DIRECTIONS:
Write the data out again in full, with no departure from the original.
## Start
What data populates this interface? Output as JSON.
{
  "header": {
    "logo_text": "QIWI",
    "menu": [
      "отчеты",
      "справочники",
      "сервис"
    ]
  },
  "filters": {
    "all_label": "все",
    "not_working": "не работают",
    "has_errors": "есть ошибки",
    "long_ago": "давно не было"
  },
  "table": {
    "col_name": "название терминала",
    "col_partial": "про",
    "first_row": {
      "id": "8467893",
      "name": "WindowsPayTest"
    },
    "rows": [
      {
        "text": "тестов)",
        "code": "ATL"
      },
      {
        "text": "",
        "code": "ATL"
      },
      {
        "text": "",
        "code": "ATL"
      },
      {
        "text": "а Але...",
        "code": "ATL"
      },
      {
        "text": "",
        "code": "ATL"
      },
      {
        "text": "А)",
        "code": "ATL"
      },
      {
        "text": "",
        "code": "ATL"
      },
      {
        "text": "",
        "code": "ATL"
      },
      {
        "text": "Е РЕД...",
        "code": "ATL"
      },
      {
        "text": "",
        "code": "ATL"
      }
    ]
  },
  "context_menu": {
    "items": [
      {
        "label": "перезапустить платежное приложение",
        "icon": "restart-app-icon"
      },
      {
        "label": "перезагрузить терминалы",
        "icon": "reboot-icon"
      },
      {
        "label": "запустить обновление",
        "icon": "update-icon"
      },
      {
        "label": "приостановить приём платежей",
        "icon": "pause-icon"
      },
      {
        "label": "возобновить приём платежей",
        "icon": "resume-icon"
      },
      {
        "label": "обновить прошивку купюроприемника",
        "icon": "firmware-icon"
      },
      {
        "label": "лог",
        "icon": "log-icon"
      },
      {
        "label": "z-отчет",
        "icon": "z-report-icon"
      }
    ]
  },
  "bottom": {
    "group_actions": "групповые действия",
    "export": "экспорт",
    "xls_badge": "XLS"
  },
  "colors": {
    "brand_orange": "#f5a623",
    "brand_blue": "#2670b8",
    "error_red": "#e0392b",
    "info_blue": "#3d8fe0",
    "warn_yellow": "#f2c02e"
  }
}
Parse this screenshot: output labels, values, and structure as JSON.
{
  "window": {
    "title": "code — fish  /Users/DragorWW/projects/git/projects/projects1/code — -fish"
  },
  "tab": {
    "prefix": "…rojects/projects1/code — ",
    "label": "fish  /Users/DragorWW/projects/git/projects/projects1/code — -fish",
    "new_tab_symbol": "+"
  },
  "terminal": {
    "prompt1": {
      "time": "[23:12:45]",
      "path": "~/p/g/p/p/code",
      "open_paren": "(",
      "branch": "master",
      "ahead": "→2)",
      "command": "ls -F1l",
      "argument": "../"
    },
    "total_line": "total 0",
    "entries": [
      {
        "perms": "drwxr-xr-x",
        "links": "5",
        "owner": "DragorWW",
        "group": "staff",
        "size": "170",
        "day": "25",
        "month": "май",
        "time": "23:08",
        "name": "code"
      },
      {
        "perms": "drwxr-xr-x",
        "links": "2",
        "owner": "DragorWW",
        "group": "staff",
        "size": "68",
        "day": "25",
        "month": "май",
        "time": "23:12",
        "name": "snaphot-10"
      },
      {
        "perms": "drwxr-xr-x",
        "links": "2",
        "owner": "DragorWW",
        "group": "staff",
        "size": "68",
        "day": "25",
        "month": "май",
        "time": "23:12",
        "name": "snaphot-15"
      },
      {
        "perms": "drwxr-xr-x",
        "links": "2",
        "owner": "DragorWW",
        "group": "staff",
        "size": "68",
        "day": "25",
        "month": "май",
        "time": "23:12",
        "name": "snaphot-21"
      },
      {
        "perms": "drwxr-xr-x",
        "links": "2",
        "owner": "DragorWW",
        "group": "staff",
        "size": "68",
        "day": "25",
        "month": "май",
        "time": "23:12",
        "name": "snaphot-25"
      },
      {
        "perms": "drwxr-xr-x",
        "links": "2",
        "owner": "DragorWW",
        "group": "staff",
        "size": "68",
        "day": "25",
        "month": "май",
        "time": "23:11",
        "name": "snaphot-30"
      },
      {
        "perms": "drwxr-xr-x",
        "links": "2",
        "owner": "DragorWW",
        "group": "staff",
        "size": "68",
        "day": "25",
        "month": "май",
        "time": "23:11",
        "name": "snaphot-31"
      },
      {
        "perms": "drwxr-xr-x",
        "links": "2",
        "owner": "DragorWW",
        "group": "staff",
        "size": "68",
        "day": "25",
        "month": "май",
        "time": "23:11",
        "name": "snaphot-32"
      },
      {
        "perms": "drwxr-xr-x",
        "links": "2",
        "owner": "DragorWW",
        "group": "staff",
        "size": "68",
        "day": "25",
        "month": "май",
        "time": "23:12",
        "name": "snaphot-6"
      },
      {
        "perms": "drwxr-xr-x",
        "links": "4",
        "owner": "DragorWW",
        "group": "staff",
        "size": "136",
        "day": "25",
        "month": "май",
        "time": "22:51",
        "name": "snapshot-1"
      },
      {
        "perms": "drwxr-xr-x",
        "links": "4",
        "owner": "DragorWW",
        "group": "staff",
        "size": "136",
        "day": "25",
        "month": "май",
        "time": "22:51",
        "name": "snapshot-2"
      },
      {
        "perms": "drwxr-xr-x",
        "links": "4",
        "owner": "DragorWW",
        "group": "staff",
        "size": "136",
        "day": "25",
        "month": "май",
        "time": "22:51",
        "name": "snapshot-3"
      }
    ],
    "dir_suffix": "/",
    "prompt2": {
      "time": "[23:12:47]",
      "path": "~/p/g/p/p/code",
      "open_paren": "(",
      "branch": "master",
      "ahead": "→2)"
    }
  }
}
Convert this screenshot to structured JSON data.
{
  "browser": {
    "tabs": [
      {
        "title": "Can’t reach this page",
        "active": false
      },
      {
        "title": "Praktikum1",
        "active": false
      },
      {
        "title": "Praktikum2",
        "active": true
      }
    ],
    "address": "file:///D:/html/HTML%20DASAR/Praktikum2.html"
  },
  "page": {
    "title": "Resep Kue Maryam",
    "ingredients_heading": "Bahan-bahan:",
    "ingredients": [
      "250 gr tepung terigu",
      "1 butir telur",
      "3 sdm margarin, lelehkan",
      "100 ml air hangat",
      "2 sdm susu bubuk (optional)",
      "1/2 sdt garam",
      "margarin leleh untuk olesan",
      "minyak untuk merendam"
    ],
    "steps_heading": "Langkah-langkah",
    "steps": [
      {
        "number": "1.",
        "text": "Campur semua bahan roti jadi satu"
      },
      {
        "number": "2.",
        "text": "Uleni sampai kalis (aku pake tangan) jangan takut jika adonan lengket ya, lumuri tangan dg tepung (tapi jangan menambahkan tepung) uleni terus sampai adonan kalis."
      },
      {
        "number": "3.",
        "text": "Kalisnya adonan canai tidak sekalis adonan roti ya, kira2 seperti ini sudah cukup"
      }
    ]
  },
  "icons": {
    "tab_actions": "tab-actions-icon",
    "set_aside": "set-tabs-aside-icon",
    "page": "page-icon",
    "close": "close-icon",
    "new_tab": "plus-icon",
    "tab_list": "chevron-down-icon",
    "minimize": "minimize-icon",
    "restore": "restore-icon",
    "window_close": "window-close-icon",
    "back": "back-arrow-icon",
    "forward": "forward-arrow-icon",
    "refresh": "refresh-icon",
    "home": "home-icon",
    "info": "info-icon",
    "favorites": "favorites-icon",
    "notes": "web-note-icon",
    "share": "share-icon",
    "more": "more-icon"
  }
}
## End
ANSWER TO THIS EXERCISE:
What data populates this interface? Output as JSON.
{
  "header": {
    "logo_text": "QIWI",
    "menu": [
      "отчеты",
      "справочники",
      "сервис"
    ]
  },
  "filters": {
    "all_label": "все",
    "not_working": "не работают",
    "has_errors": "есть ошибки",
    "long_ago": "давно не было"
  },
  "table": {
    "col_name": "название терминала",
    "col_partial": "про",
    "first_row": {
      "id": "8467893",
      "name": "WindowsPayTest"
    },
    "rows": [
      {
        "text": "тестов)",
        "code": "ATL"
      },
      {
        "text": "",
        "code": "ATL"
      },
      {
        "text": "",
        "code": "ATL"
      },
      {
        "text": "а Але...",
        "code": "ATL"
      },
      {
        "text": "",
        "code": "ATL"
      },
      {
        "text": "А)",
        "code": "ATL"
      },
      {
        "text": "",
        "code": "ATL"
      },
      {
        "text": "",
        "code": "ATL"
      },
      {
        "text": "Е РЕД...",
        "code": "ATL"
      },
      {
        "text": "",
        "code": "ATL"
      }
    ]
  },
  "context_menu": {
    "items": [
      {
        "label": "перезапустить платежное приложение",
        "icon": "restart-app-icon"
      },
      {
        "label": "перезагрузить терминалы",
        "icon": "reboot-icon"
      },
      {
        "label": "запустить обновление",
        "icon": "update-icon"
      },
      {
        "label": "приостановить приём платежей",
        "icon": "pause-icon"
      },
      {
        "label": "возобновить приём платежей",
        "icon": "resume-icon"
      },
      {
        "label": "обновить прошивку купюроприемника",
        "icon": "firmware-icon"
      },
      {
        "label": "лог",
        "icon": "log-icon"
      },
      {
        "label": "z-отчет",
        "icon": "z-report-icon"
      }
    ]
  },
  "bottom": {
    "group_actions": "групповые действия",
    "export": "экспорт",
    "xls_badge": "XLS"
  },
  "colors": {
    "brand_orange": "#f5a623",
    "brand_blue": "#2670b8",
    "error_red": "#e0392b",
    "info_blue": "#3d8fe0",
    "warn_yellow": "#f2c02e"
  }
}
Parse this screenshot: output labels, values, and structure as JSON.
{
  "window": {
    "title": "code — fish  /Users/DragorWW/projects/git/projects/projects1/code — -fish"
  },
  "tab": {
    "prefix": "…rojects/projects1/code — ",
    "label": "fish  /Users/DragorWW/projects/git/projects/projects1/code — -fish",
    "new_tab_symbol": "+"
  },
  "terminal": {
    "prompt1": {
      "time": "[23:12:45]",
      "path": "~/p/g/p/p/code",
      "open_paren": "(",
      "branch": "master",
      "ahead": "→2)",
      "command": "ls -F1l",
      "argument": "../"
    },
    "total_line": "total 0",
    "entries": [
      {
        "perms": "drwxr-xr-x",
        "links": "5",
        "owner": "DragorWW",
        "group": "staff",
        "size": "170",
        "day": "25",
        "month": "май",
        "time": "23:08",
        "name": "code"
      },
      {
        "perms": "drwxr-xr-x",
        "links": "2",
        "owner": "DragorWW",
        "group": "staff",
        "size": "68",
        "day": "25",
        "month": "май",
        "time": "23:12",
        "name": "snaphot-10"
      },
      {
        "perms": "drwxr-xr-x",
        "links": "2",
        "owner": "DragorWW",
        "group": "staff",
        "size": "68",
        "day": "25",
        "month": "май",
        "time": "23:12",
        "name": "snaphot-15"
      },
      {
        "perms": "drwxr-xr-x",
        "links": "2",
        "owner": "DragorWW",
        "group": "staff",
        "size": "68",
        "day": "25",
        "month": "май",
        "time": "23:12",
        "name": "snaphot-21"
      },
      {
        "perms": "drwxr-xr-x",
        "links": "2",
        "owner": "DragorWW",
        "group": "staff",
        "size": "68",
        "day": "25",
        "month": "май",
        "time": "23:12",
        "name": "snaphot-25"
      },
      {
        "perms": "drwxr-xr-x",
        "links": "2",
        "owner": "DragorWW",
        "group": "staff",
        "size": "68",
        "day": "25",
        "month": "май",
        "time": "23:11",
        "name": "snaphot-30"
      },
      {
        "perms": "drwxr-xr-x",
        "links": "2",
        "owner": "DragorWW",
        "group": "staff",
        "size": "68",
        "day": "25",
        "month": "май",
        "time": "23:11",
        "name": "snaphot-31"
      },
      {
        "perms": "drwxr-xr-x",
        "links": "2",
        "owner": "DragorWW",
        "group": "staff",
        "size": "68",
        "day": "25",
        "month": "май",
        "time": "23:11",
        "name": "snaphot-32"
      },
      {
        "perms": "drwxr-xr-x",
        "links": "2",
        "owner": "DragorWW",
        "group": "staff",
        "size": "68",
        "day": "25",
        "month": "май",
        "time": "23:12",
        "name": "snaphot-6"
      },
      {
        "perms": "drwxr-xr-x",
        "links": "4",
        "owner": "DragorWW",
        "group": "staff",
        "size": "136",
        "day": "25",
        "month": "май",
        "time": "22:51",
        "name": "snapshot-1"
      },
      {
        "perms": "drwxr-xr-x",
        "links": "4",
        "owner": "DragorWW",
        "group": "staff",
        "size": "136",
        "day": "25",
        "month": "май",
        "time": "22:51",
        "name": "snapshot-2"
      },
      {
        "perms": "drwxr-xr-x",
        "links": "4",
        "owner": "DragorWW",
        "group": "staff",
        "size": "136",
        "day": "25",
        "month": "май",
        "time": "22:51",
        "name": "snapshot-3"
      }
    ],
    "dir_suffix": "/",
    "prompt2": {
      "time": "[23:12:47]",
      "path": "~/p/g/p/p/code",
      "open_paren": "(",
      "branch": "master",
      "ahead": "→2)"
    }
  }
}
Convert this screenshot to structured JSON data.
{
  "browser": {
    "tabs": [
      {
        "title": "Can’t reach this page",
        "active": false
      },
      {
        "title": "Praktikum1",
        "active": false
      },
      {
        "title": "Praktikum2",
        "active": true
      }
    ],
    "address": "file:///D:/html/HTML%20DASAR/Praktikum2.html"
  },
  "page": {
    "title": "Resep Kue Maryam",
    "ingredients_heading": "Bahan-bahan:",
    "ingredients": [
      "250 gr tepung terigu",
      "1 butir telur",
      "3 sdm margarin, lelehkan",
      "100 ml air hangat",
      "2 sdm susu bubuk (optional)",
      "1/2 sdt garam",
      "margarin leleh untuk olesan",
      "minyak untuk merendam"
    ],
    "steps_heading": "Langkah-langkah",
    "steps": [
      {
        "number": "1.",
        "text": "Campur semua bahan roti jadi satu"
      },
      {
        "number": "2.",
        "text": "Uleni sampai kalis (aku pake tangan) jangan takut jika adonan lengket ya, lumuri tangan dg tepung (tapi jangan menambahkan tepung) uleni terus sampai adonan kalis."
      },
      {
        "number": "3.",
        "text": "Kalisnya adonan canai tidak sekalis adonan roti ya, kira2 seperti ini sudah cukup"
      }
    ]
  },
  "icons": {
    "tab_actions": "tab-actions-icon",
    "set_aside": "set-tabs-aside-icon",
    "page": "page-icon",
    "close": "close-icon",
    "new_tab": "plus-icon",
    "tab_list": "chevron-down-icon",
    "minimize": "minimize-icon",
    "restore": "restore-icon",
    "window_close": "window-close-icon",
    "back": "back-arrow-icon",
    "forward": "forward-arrow-icon",
    "refresh": "refresh-icon",
    "home": "home-icon",
    "info": "info-icon",
    "favorites": "favorites-icon",
    "notes": "web-note-icon",
    "share": "share-icon",
    "more": "more-icon"
  }
}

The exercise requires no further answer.